L’Humanité, notre journal en péril, doit être sauvé…

« Le journal c’est le parti, et le parti c’est le journal »

Dans Par où commencer ? en 1901, dans son journal l’Iskra, Lénine expliquait le rôle d’un journal pour les marxistes – révolutionnaires :

Le journal ne borne pas cependant son rôle à la diffusion des idées, à l’éducation politique et au recrutement d’alliés politiques. Il n’est pas seulement un propagandiste collectif et un agitateur collectif; il est aussi un organisateur collectif. On peut à cet égard le comparer à l’échafaudage dressé autour d’un bâtiment en construction; il ébauche les contours de l’édifice, facilite les communications entre les différents constructeurs, à qui il permet de répartir la tâche et d’embrasser l’ensemble des résultats obtenus par le travail organisé. Avec l’aide et à propos du journal se constituera d’elle-même une organisation permanente, qui ne s’occupera pas seulement d’un travail local mais aussi général et régulier, habituant ses membres à suivre de près les événements politiques, à apprécier leur rôle et leur influence sur les diverses catégories de la population, à trouver pour le parti révolutionnaire la meilleure façon d’agir sur ces événements. »

Il y a quelques décennies encore, les camarades chantaient “l’Huma dans toutes les mains ” chanson pour l’Humanité de 1954, “la valse de l’Huma” à la commande d’un film sur le journal, La terre fleurira, dont la réalisation fut confiée à Henri Aisner. Ce film comporte la « Valse de l’Huma » composée par Jean Wiener et Pierre Gamarra.
※
### CONSIGNE BRÈVE 1:
Dans le texte sur L’Humanité, reprenez le passage qui commence par « Il y a quelques » et s’achève sur « et Pierre Gamarra. », en remplaçant « décennies » par « années ».
### CONSIGNE BRÈVE 2:
Condensez le paragraphe du texte sur L’Humanité débutant par « Le journal ne borne pas cependant son rôle » en conservant ses idées essentielles.
### CONSIGNE BRÈVE 3:
Rédigez la suite du texte consacré à L’Humanité, à partir de sa dernière phrase.

### DONNÉES RECUEILLIES:
※
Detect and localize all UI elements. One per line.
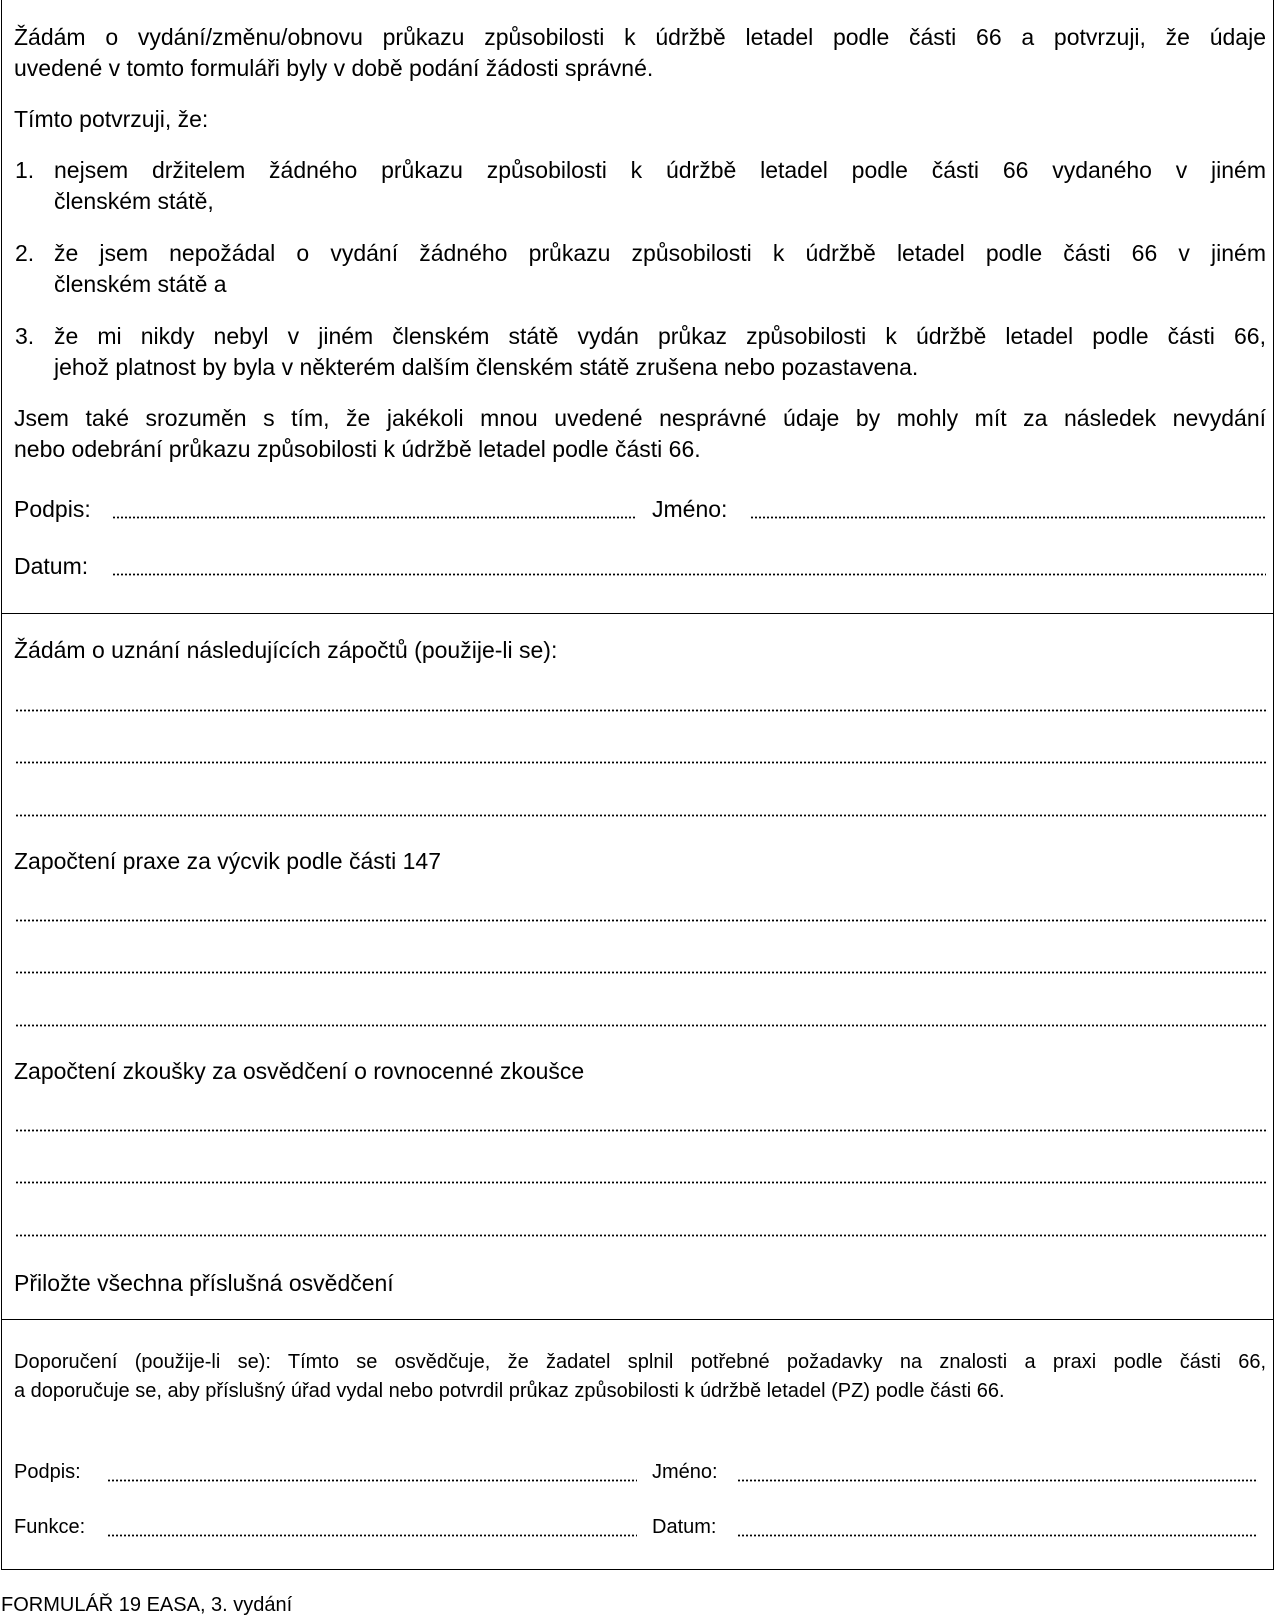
※
### RÉPONSE ATTENDUE 1:
Il y a quelques années encore, les camarades chantaient “l’Huma dans toutes les mains ” chanson pour l’Humanité de 1954, “la valse de l’Huma” à la commande d’un film sur le journal, La terre fleurira, dont la réalisation fut confiée à Henri Aisner. Ce film comporte la « Valse de l’Huma » composée par Jean Wiener et Pierre Gamarra.

### RÉPONSE ATTENDUE 2:
Le journal ne se limite pas à diffuser les idées, à assurer l’éducation politique et à recruter des alliés. Il n’est pas seulement un propagandiste et un agitateur collectif : il est aussi un organisateur collectif. Il ressemble à l’échafaudage d’un bâtiment en construction. Il en ébauche les contours et facilite les communications entre les constructeurs. Il leur permet aussi de répartir la tâche et d’embrasser les résultats du travail organisé. Autour de lui se constituera une organisation permanente, chargée d’un travail à la fois local et général. Elle habituera ses membres à suivre les événements politiques et à apprécier leur influence sur la population. Elle les conduira aussi à trouver la meilleure façon pour le parti d’agir sur ces événements.

### RÉPONSE ATTENDUE 3:
{Refrain :}
L’Huma sur tous les chemins
L’Huma dans toutes les mains
Bonjour, bonsoir, bon matin
Il y a le blé et le vin
Il y a la laine et le lin
Et l’Huma dans toutes les mains
Sur tous les chemins
L’Huma

Un journal, dans un matin de France
À Marseille, à Brest ou à Nancy
Un journal sous les toits de Paris
Une fille, un gars, une romance…

En pleine Guerre froide, l’Huma annonçait des temps joyeux du socialisme en France… C’était le temps du journal des travailleurs…

Le 18 avril 1904, le journal « L’Humanité » lancé  par Jean Jaurès faisait son apparition dans les kiosques avec son premier numéro.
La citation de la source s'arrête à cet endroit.